### Request
Convert the lines of the entries below into a Markdown table with the columns Row and Line, numbering each line in sequence and omitting any blank lines.

### Records for the exercise
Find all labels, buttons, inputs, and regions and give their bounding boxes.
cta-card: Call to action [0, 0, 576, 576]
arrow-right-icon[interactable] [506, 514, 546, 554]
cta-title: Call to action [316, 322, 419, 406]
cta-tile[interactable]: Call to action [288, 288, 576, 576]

### Exercise solution
| Row | Line |
|---|---|
| 1 | Find all labels, buttons, inputs, and regions and give their bounding boxes. |
| 2 | cta-card: Call to action [0, 0, 576, 576] |
| 3 | arrow-right-icon[interactable] [506, 514, 546, 554] |
| 4 | cta-title: Call to action [316, 322, 419, 406] |
| 5 | cta-tile[interactable]: Call to action [288, 288, 576, 576] |